■ Set exercise
Go through the lines below. Copy those with "Jakob".

-------------------------

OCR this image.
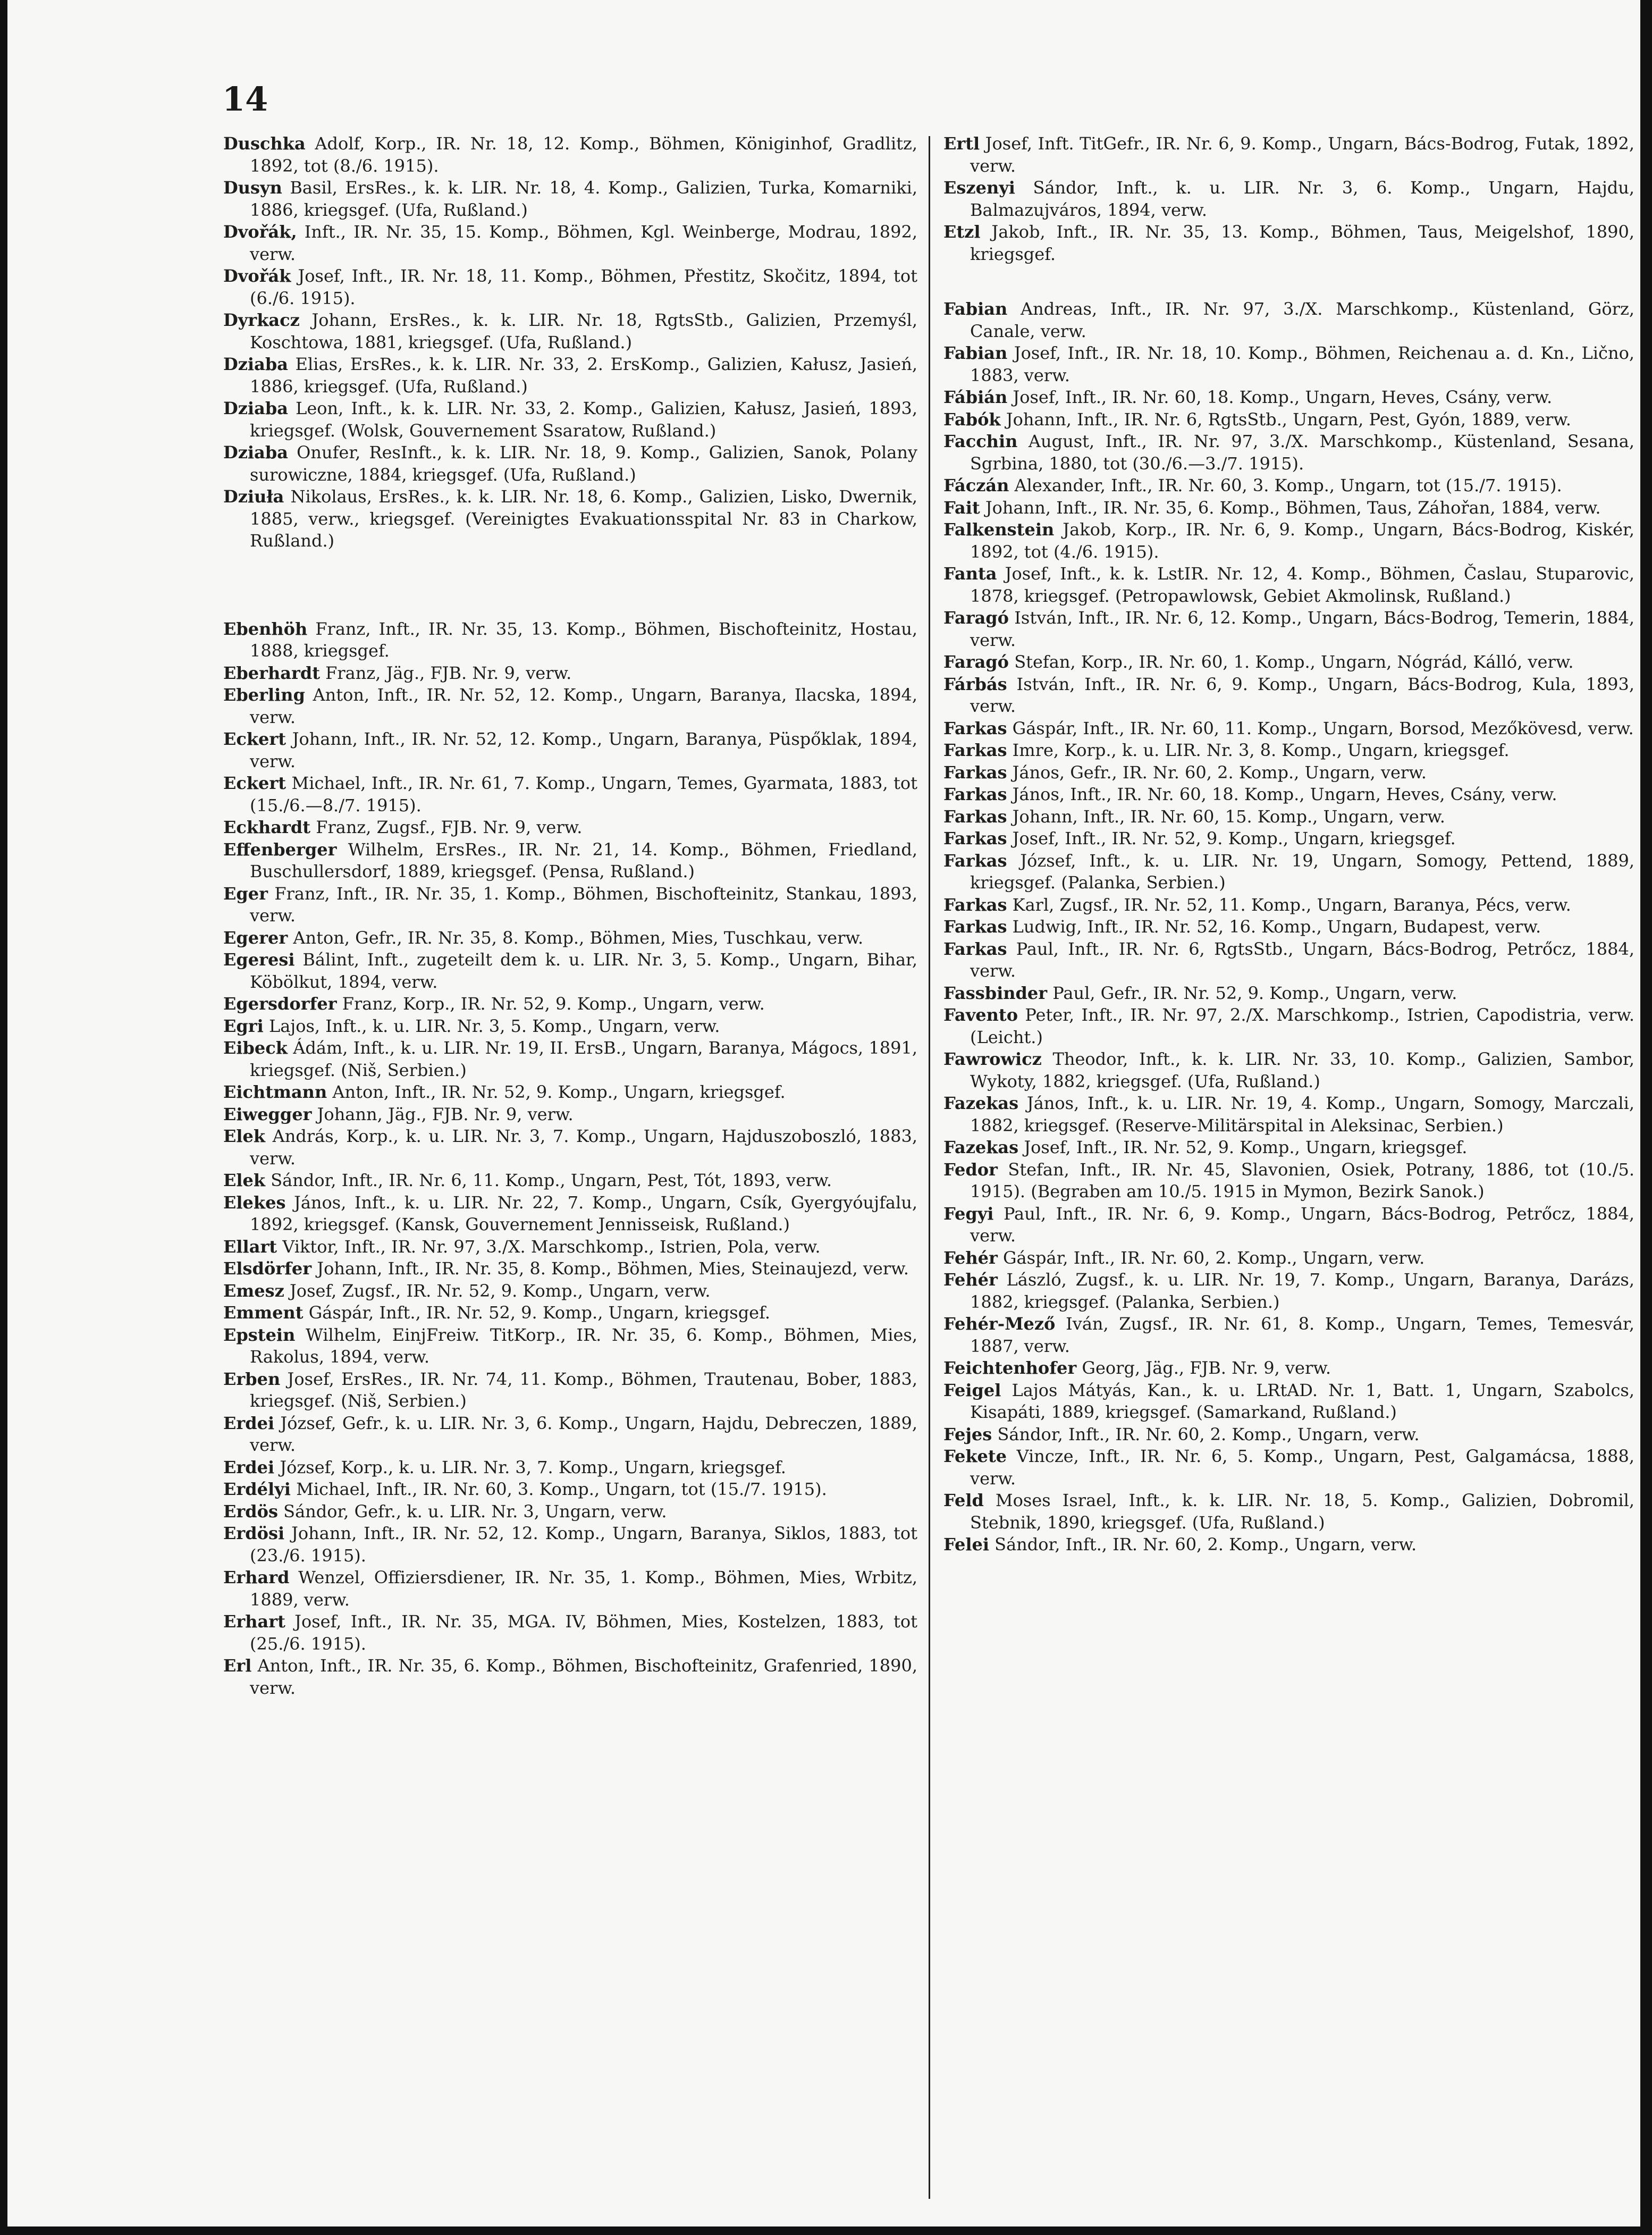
14

Duschka Adolf, Korp., IR. Nr. 18, 12. Komp., Böhmen, Königinhof, Gradlitz, 1892, tot (8./6. 1915).

Dusyn Basil, ErsRes., k. k. LIR. Nr. 18, 4. Komp., Galizien, Turka, Komarniki, 1886, kriegsgef. (Ufa, Rußland.)

Dvořák, Inft., IR. Nr. 35, 15. Komp., Böhmen, Kgl. Weinberge, Modrau, 1892, verw.

Dvořák Josef, Inft., IR. Nr. 18, 11. Komp., Böhmen, Přestitz, Skočitz, 1894, tot (6./6. 1915).

Dyrkacz Johann, ErsRes., k. k. LIR. Nr. 18, RgtsStb., Galizien, Przemyśl, Koschtowa, 1881, kriegsgef. (Ufa, Rußland.)

Dziaba Elias, ErsRes., k. k. LIR. Nr. 33, 2. ErsKomp., Galizien, Kałusz, Jasień, 1886, kriegsgef. (Ufa, Rußland.)

Dziaba Leon, Inft., k. k. LIR. Nr. 33, 2. Komp., Galizien, Kałusz, Jasień, 1893, kriegsgef. (Wolsk, Gouvernement Ssaratow, Rußland.)

Dziaba Onufer, ResInft., k. k. LIR. Nr. 18, 9. Komp., Galizien, Sanok, Polany surowiczne, 1884, kriegsgef. (Ufa, Rußland.)

Dziuła Nikolaus, ErsRes., k. k. LIR. Nr. 18, 6. Komp., Galizien, Lisko, Dwernik, 1885, verw., kriegsgef. (Vereinigtes Evakuationsspital Nr. 83 in Charkow, Rußland.)

Ebenhöh Franz, Inft., IR. Nr. 35, 13. Komp., Böhmen, Bischofteinitz, Hostau, 1888, kriegsgef.

Eberhardt Franz, Jäg., FJB. Nr. 9, verw.

Eberling Anton, Inft., IR. Nr. 52, 12. Komp., Ungarn, Baranya, Ilacska, 1894, verw.

Eckert Johann, Inft., IR. Nr. 52, 12. Komp., Ungarn, Baranya, Püspőklak, 1894, verw.

Eckert Michael, Inft., IR. Nr. 61, 7. Komp., Ungarn, Temes, Gyarmata, 1883, tot (15./6.—8./7. 1915).

Eckhardt Franz, Zugsf., FJB. Nr. 9, verw.

Effenberger Wilhelm, ErsRes., IR. Nr. 21, 14. Komp., Böhmen, Friedland, Buschullersdorf, 1889, kriegsgef. (Pensa, Rußland.)

Eger Franz, Inft., IR. Nr. 35, 1. Komp., Böhmen, Bischofteinitz, Stankau, 1893, verw.

Egerer Anton, Gefr., IR. Nr. 35, 8. Komp., Böhmen, Mies, Tuschkau, verw.

Egeresi Bálint, Inft., zugeteilt dem k. u. LIR. Nr. 3, 5. Komp., Ungarn, Bihar, Köbölkut, 1894, verw.

Egersdorfer Franz, Korp., IR. Nr. 52, 9. Komp., Ungarn, verw.

Egri Lajos, Inft., k. u. LIR. Nr. 3, 5. Komp., Ungarn, verw.

Eibeck Ádám, Inft., k. u. LIR. Nr. 19, II. ErsB., Ungarn, Baranya, Mágocs, 1891, kriegsgef. (Niš, Serbien.)

Eichtmann Anton, Inft., IR. Nr. 52, 9. Komp., Ungarn, kriegsgef.

Eiwegger Johann, Jäg., FJB. Nr. 9, verw.

Elek András, Korp., k. u. LIR. Nr. 3, 7. Komp., Ungarn, Hajduszoboszló, 1883, verw.

Elek Sándor, Inft., IR. Nr. 6, 11. Komp., Ungarn, Pest, Tót, 1893, verw.

Elekes János, Inft., k. u. LIR. Nr. 22, 7. Komp., Ungarn, Csík, Gyergyóujfalu, 1892, kriegsgef. (Kansk, Gouvernement Jennisseisk, Rußland.)

Ellart Viktor, Inft., IR. Nr. 97, 3./X. Marschkomp., Istrien, Pola, verw.

Elsdörfer Johann, Inft., IR. Nr. 35, 8. Komp., Böhmen, Mies, Steinaujezd, verw.

Emesz Josef, Zugsf., IR. Nr. 52, 9. Komp., Ungarn, verw.

Emment Gáspár, Inft., IR. Nr. 52, 9. Komp., Ungarn, kriegsgef.

Epstein Wilhelm, EinjFreiw. TitKorp., IR. Nr. 35, 6. Komp., Böhmen, Mies, Rakolus, 1894, verw.

Erben Josef, ErsRes., IR. Nr. 74, 11. Komp., Böhmen, Trautenau, Bober, 1883, kriegsgef. (Niš, Serbien.)

Erdei József, Gefr., k. u. LIR. Nr. 3, 6. Komp., Ungarn, Hajdu, Debreczen, 1889, verw.

Erdei József, Korp., k. u. LIR. Nr. 3, 7. Komp., Ungarn, kriegsgef.

Erdélyi Michael, Inft., IR. Nr. 60, 3. Komp., Ungarn, tot (15./7. 1915).

Erdös Sándor, Gefr., k. u. LIR. Nr. 3, Ungarn, verw.

Erdösi Johann, Inft., IR. Nr. 52, 12. Komp., Ungarn, Baranya, Siklos, 1883, tot (23./6. 1915).

Erhard Wenzel, Offiziersdiener, IR. Nr. 35, 1. Komp., Böhmen, Mies, Wrbitz, 1889, verw.

Erhart Josef, Inft., IR. Nr. 35, MGA. IV, Böhmen, Mies, Kostelzen, 1883, tot (25./6. 1915).

Erl Anton, Inft., IR. Nr. 35, 6. Komp., Böhmen, Bischofteinitz, Grafenried, 1890, verw.

Ertl Josef, Inft. TitGefr., IR. Nr. 6, 9. Komp., Ungarn, Bács-Bodrog, Futak, 1892, verw.

Eszenyi Sándor, Inft., k. u. LIR. Nr. 3, 6. Komp., Ungarn, Hajdu, Balmazujváros, 1894, verw.

Etzl Jakob, Inft., IR. Nr. 35, 13. Komp., Böhmen, Taus, Meigelshof, 1890, kriegsgef.

Fabian Andreas, Inft., IR. Nr. 97, 3./X. Marschkomp., Küstenland, Görz, Canale, verw.

Fabian Josef, Inft., IR. Nr. 18, 10. Komp., Böhmen, Reichenau a. d. Kn., Lično, 1883, verw.

Fábián Josef, Inft., IR. Nr. 60, 18. Komp., Ungarn, Heves, Csány, verw.

Fabók Johann, Inft., IR. Nr. 6, RgtsStb., Ungarn, Pest, Gyón, 1889, verw.

Facchin August, Inft., IR. Nr. 97, 3./X. Marschkomp., Küstenland, Sesana, Sgrbina, 1880, tot (30./6.—3./7. 1915).

Fáczán Alexander, Inft., IR. Nr. 60, 3. Komp., Ungarn, tot (15./7. 1915).

Fait Johann, Inft., IR. Nr. 35, 6. Komp., Böhmen, Taus, Záhořan, 1884, verw.

Falkenstein Jakob, Korp., IR. Nr. 6, 9. Komp., Ungarn, Bács-Bodrog, Kiskér, 1892, tot (4./6. 1915).

Fanta Josef, Inft., k. k. LstIR. Nr. 12, 4. Komp., Böhmen, Časlau, Stuparovic, 1878, kriegsgef. (Petropawlowsk, Gebiet Akmolinsk, Rußland.)

Faragó István, Inft., IR. Nr. 6, 12. Komp., Ungarn, Bács-Bodrog, Temerin, 1884, verw.

Faragó Stefan, Korp., IR. Nr. 60, 1. Komp., Ungarn, Nógrád, Kálló, verw.

Fárbás István, Inft., IR. Nr. 6, 9. Komp., Ungarn, Bács-Bodrog, Kula, 1893, verw.

Farkas Gáspár, Inft., IR. Nr. 60, 11. Komp., Ungarn, Borsod, Mezőkövesd, verw.

Farkas Imre, Korp., k. u. LIR. Nr. 3, 8. Komp., Ungarn, kriegsgef.

Farkas János, Gefr., IR. Nr. 60, 2. Komp., Ungarn, verw.

Farkas János, Inft., IR. Nr. 60, 18. Komp., Ungarn, Heves, Csány, verw.

Farkas Johann, Inft., IR. Nr. 60, 15. Komp., Ungarn, verw.

Farkas Josef, Inft., IR. Nr. 52, 9. Komp., Ungarn, kriegsgef.

Farkas József, Inft., k. u. LIR. Nr. 19, Ungarn, Somogy, Pettend, 1889, kriegsgef. (Palanka, Serbien.)

Farkas Karl, Zugsf., IR. Nr. 52, 11. Komp., Ungarn, Baranya, Pécs, verw.

Farkas Ludwig, Inft., IR. Nr. 52, 16. Komp., Ungarn, Budapest, verw.

Farkas Paul, Inft., IR. Nr. 6, RgtsStb., Ungarn, Bács-Bodrog, Petrőcz, 1884, verw.

Fassbinder Paul, Gefr., IR. Nr. 52, 9. Komp., Ungarn, verw.

Favento Peter, Inft., IR. Nr. 97, 2./X. Marschkomp., Istrien, Capodistria, verw. (Leicht.)

Fawrowicz Theodor, Inft., k. k. LIR. Nr. 33, 10. Komp., Galizien, Sambor, Wykoty, 1882, kriegsgef. (Ufa, Rußland.)

Fazekas János, Inft., k. u. LIR. Nr. 19, 4. Komp., Ungarn, Somogy, Marczali, 1882, kriegsgef. (Reserve-Militärspital in Aleksinac, Serbien.)

Fazekas Josef, Inft., IR. Nr. 52, 9. Komp., Ungarn, kriegsgef.

Fedor Stefan, Inft., IR. Nr. 45, Slavonien, Osiek, Potrany, 1886, tot (10./5. 1915). (Begraben am 10./5. 1915 in Mymon, Bezirk Sanok.)

Fegyi Paul, Inft., IR. Nr. 6, 9. Komp., Ungarn, Bács-Bodrog, Petrőcz, 1884, verw.

Fehér Gáspár, Inft., IR. Nr. 60, 2. Komp., Ungarn, verw.

Fehér László, Zugsf., k. u. LIR. Nr. 19, 7. Komp., Ungarn, Baranya, Darázs, 1882, kriegsgef. (Palanka, Serbien.)

Fehér-Mező Iván, Zugsf., IR. Nr. 61, 8. Komp., Ungarn, Temes, Temesvár, 1887, verw.

Feichtenhofer Georg, Jäg., FJB. Nr. 9, verw.

Feigel Lajos Mátyás, Kan., k. u. LRtAD. Nr. 1, Batt. 1, Ungarn, Szabolcs, Kisapáti, 1889, kriegsgef. (Samarkand, Rußland.)

Fejes Sándor, Inft., IR. Nr. 60, 2. Komp., Ungarn, verw.

Fekete Vincze, Inft., IR. Nr. 6, 5. Komp., Ungarn, Pest, Galgamácsa, 1888, verw.

Feld Moses Israel, Inft., k. k. LIR. Nr. 18, 5. Komp., Galizien, Dobromil, Stebnik, 1890, kriegsgef. (Ufa, Rußland.)

Felei Sándor, Inft., IR. Nr. 60, 2. Komp., Ungarn, verw.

-------------------------

■ Solution to the exercise
Etzl Jakob, Inft., IR. Nr. 35, 13. Komp., Böhmen, Taus, Meigelshof, 1890, kriegsgef.
Falkenstein Jakob, Korp., IR. Nr. 6, 9. Komp., Ungarn, Bács-Bodrog, Kiskér, 1892, tot (4./6. 1915).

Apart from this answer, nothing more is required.